(Excerpts from a figure dataset)
------------------------------

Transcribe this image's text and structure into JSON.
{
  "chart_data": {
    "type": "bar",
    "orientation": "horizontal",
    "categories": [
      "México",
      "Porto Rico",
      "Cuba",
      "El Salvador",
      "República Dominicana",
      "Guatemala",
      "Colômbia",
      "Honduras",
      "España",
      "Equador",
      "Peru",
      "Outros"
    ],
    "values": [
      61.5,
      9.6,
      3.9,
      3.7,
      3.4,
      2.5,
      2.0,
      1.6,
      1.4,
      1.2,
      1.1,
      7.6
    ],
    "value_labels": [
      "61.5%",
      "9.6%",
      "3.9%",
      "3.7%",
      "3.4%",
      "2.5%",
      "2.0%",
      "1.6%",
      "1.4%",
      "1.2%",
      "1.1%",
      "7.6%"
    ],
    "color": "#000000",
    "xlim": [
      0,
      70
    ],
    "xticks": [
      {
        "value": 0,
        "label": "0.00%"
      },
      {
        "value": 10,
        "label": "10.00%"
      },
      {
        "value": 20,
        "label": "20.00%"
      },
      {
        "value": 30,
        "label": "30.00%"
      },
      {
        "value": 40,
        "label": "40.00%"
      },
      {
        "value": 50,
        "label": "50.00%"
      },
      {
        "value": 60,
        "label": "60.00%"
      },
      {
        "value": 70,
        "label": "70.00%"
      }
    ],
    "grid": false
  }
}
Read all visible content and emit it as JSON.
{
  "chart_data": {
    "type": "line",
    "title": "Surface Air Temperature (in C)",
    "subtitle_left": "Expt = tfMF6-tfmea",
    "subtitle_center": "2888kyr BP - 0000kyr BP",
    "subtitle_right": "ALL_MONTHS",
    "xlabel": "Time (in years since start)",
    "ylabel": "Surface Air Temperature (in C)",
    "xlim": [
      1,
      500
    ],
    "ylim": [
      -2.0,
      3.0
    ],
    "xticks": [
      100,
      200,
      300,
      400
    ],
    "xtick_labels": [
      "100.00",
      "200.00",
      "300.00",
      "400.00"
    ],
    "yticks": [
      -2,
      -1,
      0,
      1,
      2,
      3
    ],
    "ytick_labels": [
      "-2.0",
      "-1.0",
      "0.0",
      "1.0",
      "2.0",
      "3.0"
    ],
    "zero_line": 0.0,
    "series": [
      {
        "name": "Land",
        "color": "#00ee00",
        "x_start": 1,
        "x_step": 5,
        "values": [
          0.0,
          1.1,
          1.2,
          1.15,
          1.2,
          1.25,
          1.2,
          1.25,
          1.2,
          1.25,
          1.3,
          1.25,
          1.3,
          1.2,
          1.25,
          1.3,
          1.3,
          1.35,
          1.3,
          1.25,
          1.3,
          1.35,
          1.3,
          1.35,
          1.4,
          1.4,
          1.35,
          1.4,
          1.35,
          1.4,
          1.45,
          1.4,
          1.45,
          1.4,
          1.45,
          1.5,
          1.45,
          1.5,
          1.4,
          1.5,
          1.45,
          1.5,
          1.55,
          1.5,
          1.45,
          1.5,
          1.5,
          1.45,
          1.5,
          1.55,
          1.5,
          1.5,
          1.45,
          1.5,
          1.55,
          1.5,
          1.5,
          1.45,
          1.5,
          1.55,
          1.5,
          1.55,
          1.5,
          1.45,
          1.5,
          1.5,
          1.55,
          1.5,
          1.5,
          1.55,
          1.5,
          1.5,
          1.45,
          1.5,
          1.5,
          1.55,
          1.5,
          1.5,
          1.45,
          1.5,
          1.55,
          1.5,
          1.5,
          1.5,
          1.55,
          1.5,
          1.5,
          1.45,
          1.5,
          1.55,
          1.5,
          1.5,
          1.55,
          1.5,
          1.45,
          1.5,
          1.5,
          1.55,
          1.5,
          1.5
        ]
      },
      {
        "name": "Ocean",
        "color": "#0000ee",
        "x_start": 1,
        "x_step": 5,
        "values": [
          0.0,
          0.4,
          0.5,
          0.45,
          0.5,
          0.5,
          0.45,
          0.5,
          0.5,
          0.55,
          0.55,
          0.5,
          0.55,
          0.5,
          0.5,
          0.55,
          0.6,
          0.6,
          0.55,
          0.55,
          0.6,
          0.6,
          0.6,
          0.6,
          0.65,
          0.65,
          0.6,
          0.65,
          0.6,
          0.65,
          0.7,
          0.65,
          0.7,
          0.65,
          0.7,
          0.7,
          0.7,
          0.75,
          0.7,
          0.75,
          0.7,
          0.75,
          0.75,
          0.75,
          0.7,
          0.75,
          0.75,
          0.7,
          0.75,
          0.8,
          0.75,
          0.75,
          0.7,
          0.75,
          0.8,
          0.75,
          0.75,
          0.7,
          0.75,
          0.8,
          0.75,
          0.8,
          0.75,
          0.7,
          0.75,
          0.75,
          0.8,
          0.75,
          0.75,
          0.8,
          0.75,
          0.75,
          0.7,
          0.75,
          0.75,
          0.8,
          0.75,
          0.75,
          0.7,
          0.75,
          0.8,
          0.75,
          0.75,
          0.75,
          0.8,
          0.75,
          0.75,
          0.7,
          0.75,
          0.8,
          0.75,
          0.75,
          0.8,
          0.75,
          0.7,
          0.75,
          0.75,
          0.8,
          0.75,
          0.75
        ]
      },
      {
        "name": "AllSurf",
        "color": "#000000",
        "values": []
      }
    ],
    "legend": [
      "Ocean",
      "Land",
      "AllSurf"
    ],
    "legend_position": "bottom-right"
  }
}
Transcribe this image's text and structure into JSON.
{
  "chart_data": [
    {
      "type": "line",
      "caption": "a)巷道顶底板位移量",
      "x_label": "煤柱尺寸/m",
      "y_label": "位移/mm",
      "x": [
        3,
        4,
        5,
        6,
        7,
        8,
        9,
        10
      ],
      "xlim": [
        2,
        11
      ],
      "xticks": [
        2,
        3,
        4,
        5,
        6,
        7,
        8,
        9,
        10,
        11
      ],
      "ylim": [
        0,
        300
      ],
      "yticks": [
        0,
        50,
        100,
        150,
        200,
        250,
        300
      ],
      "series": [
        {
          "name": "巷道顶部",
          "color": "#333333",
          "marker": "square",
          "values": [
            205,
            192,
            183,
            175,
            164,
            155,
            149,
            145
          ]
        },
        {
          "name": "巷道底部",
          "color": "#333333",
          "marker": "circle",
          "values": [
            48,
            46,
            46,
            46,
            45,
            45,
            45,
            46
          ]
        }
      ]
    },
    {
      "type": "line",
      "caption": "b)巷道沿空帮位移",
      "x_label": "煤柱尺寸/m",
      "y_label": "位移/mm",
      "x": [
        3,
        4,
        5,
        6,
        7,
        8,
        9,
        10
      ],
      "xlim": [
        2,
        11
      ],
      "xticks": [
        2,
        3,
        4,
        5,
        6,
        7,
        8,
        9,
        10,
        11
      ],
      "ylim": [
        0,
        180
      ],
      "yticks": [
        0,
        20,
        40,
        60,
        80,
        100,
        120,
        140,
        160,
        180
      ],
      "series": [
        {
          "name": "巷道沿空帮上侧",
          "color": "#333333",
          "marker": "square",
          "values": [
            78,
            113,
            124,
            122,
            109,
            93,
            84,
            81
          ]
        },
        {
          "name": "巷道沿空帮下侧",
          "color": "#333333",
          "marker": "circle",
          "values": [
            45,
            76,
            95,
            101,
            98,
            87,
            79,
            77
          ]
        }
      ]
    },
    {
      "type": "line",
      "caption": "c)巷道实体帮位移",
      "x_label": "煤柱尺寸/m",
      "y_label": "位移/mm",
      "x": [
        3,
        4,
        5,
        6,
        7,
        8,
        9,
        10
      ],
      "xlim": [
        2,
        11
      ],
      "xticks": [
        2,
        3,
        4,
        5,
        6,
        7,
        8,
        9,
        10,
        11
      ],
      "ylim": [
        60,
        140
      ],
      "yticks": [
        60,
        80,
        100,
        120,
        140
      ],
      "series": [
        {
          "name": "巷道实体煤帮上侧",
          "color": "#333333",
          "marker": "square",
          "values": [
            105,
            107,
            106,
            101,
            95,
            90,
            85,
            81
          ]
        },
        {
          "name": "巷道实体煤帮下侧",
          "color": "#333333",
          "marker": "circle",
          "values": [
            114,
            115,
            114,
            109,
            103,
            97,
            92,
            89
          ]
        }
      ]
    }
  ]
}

------------------------------

Exercise directions:
Identify the lines in the entries above that contain "Surface", then copy them out.

Answer in full:
    "title": "Surface Air Temperature (in C)",
    "ylabel": "Surface Air Temperature (in C)",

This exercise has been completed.